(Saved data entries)
# # # # #

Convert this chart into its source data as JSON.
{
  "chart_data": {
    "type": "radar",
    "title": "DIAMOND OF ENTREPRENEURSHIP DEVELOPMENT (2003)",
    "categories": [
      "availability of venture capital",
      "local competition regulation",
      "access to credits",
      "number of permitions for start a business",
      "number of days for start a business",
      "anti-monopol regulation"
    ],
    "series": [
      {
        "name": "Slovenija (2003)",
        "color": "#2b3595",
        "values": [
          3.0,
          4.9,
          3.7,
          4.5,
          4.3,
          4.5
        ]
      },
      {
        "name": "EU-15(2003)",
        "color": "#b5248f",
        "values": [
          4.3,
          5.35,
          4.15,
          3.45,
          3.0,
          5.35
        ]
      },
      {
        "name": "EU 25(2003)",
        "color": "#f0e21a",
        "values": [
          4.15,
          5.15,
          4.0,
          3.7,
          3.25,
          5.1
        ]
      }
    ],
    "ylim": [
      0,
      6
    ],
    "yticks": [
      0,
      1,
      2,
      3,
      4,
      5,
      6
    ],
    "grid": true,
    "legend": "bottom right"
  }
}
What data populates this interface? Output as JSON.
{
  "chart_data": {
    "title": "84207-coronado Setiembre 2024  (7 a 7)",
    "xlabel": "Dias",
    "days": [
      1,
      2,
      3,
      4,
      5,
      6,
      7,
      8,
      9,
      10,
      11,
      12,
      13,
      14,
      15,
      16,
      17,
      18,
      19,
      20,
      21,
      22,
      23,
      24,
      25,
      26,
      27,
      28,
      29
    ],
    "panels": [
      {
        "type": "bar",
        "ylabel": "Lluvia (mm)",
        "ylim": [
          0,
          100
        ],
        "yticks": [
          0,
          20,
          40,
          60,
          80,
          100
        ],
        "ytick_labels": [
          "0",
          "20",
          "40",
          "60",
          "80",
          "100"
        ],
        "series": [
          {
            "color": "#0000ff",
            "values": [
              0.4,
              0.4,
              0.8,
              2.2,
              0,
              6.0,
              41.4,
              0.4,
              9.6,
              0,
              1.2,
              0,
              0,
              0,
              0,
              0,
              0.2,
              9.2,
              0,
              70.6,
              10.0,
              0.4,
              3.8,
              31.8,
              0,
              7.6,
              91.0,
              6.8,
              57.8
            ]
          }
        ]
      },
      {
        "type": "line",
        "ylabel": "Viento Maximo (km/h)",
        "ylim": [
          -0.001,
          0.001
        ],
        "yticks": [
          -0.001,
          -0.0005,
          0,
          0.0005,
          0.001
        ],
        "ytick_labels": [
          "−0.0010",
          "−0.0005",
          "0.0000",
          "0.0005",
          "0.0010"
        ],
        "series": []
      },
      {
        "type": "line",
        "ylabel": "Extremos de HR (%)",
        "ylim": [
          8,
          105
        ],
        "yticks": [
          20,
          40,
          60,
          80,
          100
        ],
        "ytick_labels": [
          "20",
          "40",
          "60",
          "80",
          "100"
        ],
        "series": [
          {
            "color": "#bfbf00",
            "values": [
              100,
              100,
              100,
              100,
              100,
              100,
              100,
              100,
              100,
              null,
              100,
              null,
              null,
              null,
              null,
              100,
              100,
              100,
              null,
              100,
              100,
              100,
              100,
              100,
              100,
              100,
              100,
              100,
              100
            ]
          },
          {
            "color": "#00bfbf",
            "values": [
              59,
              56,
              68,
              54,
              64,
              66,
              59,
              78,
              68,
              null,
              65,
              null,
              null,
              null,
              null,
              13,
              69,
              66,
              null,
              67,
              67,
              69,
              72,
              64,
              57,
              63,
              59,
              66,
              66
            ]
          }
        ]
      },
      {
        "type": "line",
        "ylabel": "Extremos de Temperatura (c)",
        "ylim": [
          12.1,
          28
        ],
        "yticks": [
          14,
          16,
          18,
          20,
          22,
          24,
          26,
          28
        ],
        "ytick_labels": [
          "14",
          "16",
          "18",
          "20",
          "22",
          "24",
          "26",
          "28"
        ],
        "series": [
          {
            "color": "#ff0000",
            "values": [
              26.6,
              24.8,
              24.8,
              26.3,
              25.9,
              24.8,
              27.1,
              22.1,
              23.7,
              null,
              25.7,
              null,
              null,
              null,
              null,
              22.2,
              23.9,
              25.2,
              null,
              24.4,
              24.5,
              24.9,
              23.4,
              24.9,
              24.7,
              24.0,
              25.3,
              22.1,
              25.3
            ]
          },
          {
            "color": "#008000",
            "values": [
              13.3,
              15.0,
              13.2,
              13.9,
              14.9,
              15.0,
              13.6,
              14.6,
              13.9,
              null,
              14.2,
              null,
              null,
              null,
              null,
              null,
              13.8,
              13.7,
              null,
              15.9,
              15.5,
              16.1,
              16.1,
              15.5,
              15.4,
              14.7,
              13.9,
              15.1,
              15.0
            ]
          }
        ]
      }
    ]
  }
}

# # # # #

Exercise instructions: Count the lines of these entries that hold the string "ylabel", and give only that number.

Worked answer: 4